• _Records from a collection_

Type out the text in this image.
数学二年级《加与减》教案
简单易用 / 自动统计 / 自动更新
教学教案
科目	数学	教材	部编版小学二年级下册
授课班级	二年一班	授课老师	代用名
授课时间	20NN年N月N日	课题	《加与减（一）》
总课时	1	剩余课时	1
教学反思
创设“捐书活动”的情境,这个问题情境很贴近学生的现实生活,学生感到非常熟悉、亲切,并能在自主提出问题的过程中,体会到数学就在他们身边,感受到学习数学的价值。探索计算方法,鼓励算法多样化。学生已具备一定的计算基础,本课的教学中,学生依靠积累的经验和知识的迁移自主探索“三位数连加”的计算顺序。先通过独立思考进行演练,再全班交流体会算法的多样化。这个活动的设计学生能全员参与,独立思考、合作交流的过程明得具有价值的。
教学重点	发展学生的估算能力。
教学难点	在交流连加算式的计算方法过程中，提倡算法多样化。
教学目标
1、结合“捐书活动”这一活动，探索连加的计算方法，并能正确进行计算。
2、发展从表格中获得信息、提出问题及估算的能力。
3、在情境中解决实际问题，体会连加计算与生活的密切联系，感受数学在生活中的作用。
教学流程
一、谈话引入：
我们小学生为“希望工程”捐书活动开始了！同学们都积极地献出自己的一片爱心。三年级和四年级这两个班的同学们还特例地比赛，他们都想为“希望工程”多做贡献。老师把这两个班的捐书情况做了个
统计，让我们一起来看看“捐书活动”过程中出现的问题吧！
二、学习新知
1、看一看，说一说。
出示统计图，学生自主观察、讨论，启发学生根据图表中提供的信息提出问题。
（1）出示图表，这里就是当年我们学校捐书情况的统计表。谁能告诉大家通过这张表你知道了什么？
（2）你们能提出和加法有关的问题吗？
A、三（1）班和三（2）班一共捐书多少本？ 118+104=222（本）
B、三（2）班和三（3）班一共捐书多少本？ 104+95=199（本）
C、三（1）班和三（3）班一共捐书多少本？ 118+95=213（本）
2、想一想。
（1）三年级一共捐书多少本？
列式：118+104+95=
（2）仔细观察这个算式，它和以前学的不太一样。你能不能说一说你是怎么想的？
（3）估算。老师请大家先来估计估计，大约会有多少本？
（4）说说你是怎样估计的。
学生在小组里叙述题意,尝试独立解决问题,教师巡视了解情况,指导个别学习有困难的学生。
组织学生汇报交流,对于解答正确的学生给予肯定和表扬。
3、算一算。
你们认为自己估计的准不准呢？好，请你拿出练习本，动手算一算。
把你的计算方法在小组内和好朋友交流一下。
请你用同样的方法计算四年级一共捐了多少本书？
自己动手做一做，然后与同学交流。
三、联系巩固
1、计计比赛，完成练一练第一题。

• _Set task_
Your task is to repeat the data exactly, with nothing left out.

• _Solution for this task_
Type out the text in this image.
数学二年级《加与减》教案
简单易用 / 自动统计 / 自动更新
教学教案
科目	数学	教材	部编版小学二年级下册
授课班级	二年一班	授课老师	代用名
授课时间	20NN年N月N日	课题	《加与减（一）》
总课时	1	剩余课时	1
教学反思
创设“捐书活动”的情境,这个问题情境很贴近学生的现实生活,学生感到非常熟悉、亲切,并能在自主提出问题的过程中,体会到数学就在他们身边,感受到学习数学的价值。探索计算方法,鼓励算法多样化。学生已具备一定的计算基础,本课的教学中,学生依靠积累的经验和知识的迁移自主探索“三位数连加”的计算顺序。先通过独立思考进行演练,再全班交流体会算法的多样化。这个活动的设计学生能全员参与,独立思考、合作交流的过程明得具有价值的。
教学重点	发展学生的估算能力。
教学难点	在交流连加算式的计算方法过程中，提倡算法多样化。
教学目标
1、结合“捐书活动”这一活动，探索连加的计算方法，并能正确进行计算。
2、发展从表格中获得信息、提出问题及估算的能力。
3、在情境中解决实际问题，体会连加计算与生活的密切联系，感受数学在生活中的作用。
教学流程
一、谈话引入：
我们小学生为“希望工程”捐书活动开始了！同学们都积极地献出自己的一片爱心。三年级和四年级这两个班的同学们还特例地比赛，他们都想为“希望工程”多做贡献。老师把这两个班的捐书情况做了个
统计，让我们一起来看看“捐书活动”过程中出现的问题吧！
二、学习新知
1、看一看，说一说。
出示统计图，学生自主观察、讨论，启发学生根据图表中提供的信息提出问题。
（1）出示图表，这里就是当年我们学校捐书情况的统计表。谁能告诉大家通过这张表你知道了什么？
（2）你们能提出和加法有关的问题吗？
A、三（1）班和三（2）班一共捐书多少本？ 118+104=222（本）
B、三（2）班和三（3）班一共捐书多少本？ 104+95=199（本）
C、三（1）班和三（3）班一共捐书多少本？ 118+95=213（本）
2、想一想。
（1）三年级一共捐书多少本？
列式：118+104+95=
（2）仔细观察这个算式，它和以前学的不太一样。你能不能说一说你是怎么想的？
（3）估算。老师请大家先来估计估计，大约会有多少本？
（4）说说你是怎样估计的。
学生在小组里叙述题意,尝试独立解决问题,教师巡视了解情况,指导个别学习有困难的学生。
组织学生汇报交流,对于解答正确的学生给予肯定和表扬。
3、算一算。
你们认为自己估计的准不准呢？好，请你拿出练习本，动手算一算。
把你的计算方法在小组内和好朋友交流一下。
请你用同样的方法计算四年级一共捐了多少本书？
自己动手做一做，然后与同学交流。
三、联系巩固
1、计计比赛，完成练一练第一题。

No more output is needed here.